**Problem to work on:**
Repeat the entries that follow verbatim, without any of their pictures.
[begin Material provided]
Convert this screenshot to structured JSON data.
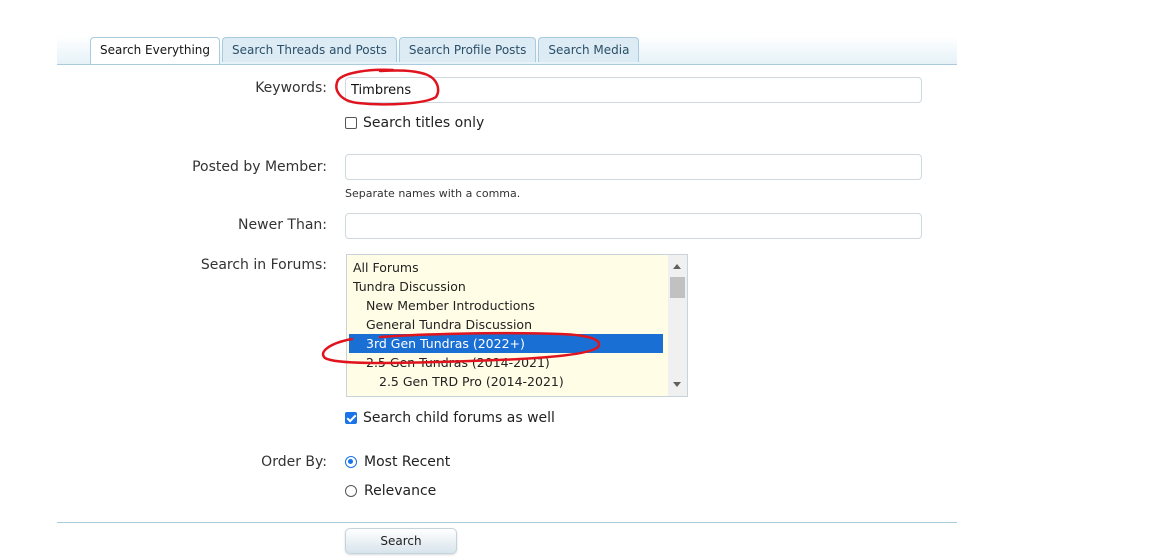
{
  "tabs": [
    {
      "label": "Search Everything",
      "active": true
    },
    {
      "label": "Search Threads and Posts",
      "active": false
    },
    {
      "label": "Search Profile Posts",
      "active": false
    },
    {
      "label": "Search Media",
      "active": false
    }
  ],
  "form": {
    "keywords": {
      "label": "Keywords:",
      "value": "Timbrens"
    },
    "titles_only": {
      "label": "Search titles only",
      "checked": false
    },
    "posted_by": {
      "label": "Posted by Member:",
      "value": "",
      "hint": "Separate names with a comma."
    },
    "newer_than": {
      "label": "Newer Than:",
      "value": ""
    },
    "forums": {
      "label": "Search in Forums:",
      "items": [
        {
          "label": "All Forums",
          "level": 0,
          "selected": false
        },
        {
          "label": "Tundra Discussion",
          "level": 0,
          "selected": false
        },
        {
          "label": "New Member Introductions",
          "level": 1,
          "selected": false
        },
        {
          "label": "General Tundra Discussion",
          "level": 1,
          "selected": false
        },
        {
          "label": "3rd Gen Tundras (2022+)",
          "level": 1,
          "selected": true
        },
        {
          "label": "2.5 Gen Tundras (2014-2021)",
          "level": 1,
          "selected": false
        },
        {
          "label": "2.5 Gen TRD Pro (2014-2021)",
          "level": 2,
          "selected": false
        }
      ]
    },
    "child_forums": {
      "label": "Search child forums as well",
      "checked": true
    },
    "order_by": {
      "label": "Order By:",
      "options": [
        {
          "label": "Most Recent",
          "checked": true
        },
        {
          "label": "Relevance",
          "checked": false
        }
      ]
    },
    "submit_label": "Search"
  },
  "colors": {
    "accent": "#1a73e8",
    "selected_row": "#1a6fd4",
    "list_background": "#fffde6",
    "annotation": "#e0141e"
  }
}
[end Material provided]
**Exercise output:**
Convert this screenshot to structured JSON data.
{
  "tabs": [
    {
      "label": "Search Everything",
      "active": true
    },
    {
      "label": "Search Threads and Posts",
      "active": false
    },
    {
      "label": "Search Profile Posts",
      "active": false
    },
    {
      "label": "Search Media",
      "active": false
    }
  ],
  "form": {
    "keywords": {
      "label": "Keywords:",
      "value": "Timbrens"
    },
    "titles_only": {
      "label": "Search titles only",
      "checked": false
    },
    "posted_by": {
      "label": "Posted by Member:",
      "value": "",
      "hint": "Separate names with a comma."
    },
    "newer_than": {
      "label": "Newer Than:",
      "value": ""
    },
    "forums": {
      "label": "Search in Forums:",
      "items": [
        {
          "label": "All Forums",
          "level": 0,
          "selected": false
        },
        {
          "label": "Tundra Discussion",
          "level": 0,
          "selected": false
        },
        {
          "label": "New Member Introductions",
          "level": 1,
          "selected": false
        },
        {
          "label": "General Tundra Discussion",
          "level": 1,
          "selected": false
        },
        {
          "label": "3rd Gen Tundras (2022+)",
          "level": 1,
          "selected": true
        },
        {
          "label": "2.5 Gen Tundras (2014-2021)",
          "level": 1,
          "selected": false
        },
        {
          "label": "2.5 Gen TRD Pro (2014-2021)",
          "level": 2,
          "selected": false
        }
      ]
    },
    "child_forums": {
      "label": "Search child forums as well",
      "checked": true
    },
    "order_by": {
      "label": "Order By:",
      "options": [
        {
          "label": "Most Recent",
          "checked": true
        },
        {
          "label": "Relevance",
          "checked": false
        }
      ]
    },
    "submit_label": "Search"
  },
  "colors": {
    "accent": "#1a73e8",
    "selected_row": "#1a6fd4",
    "list_background": "#fffde6",
    "annotation": "#e0141e"
  }
}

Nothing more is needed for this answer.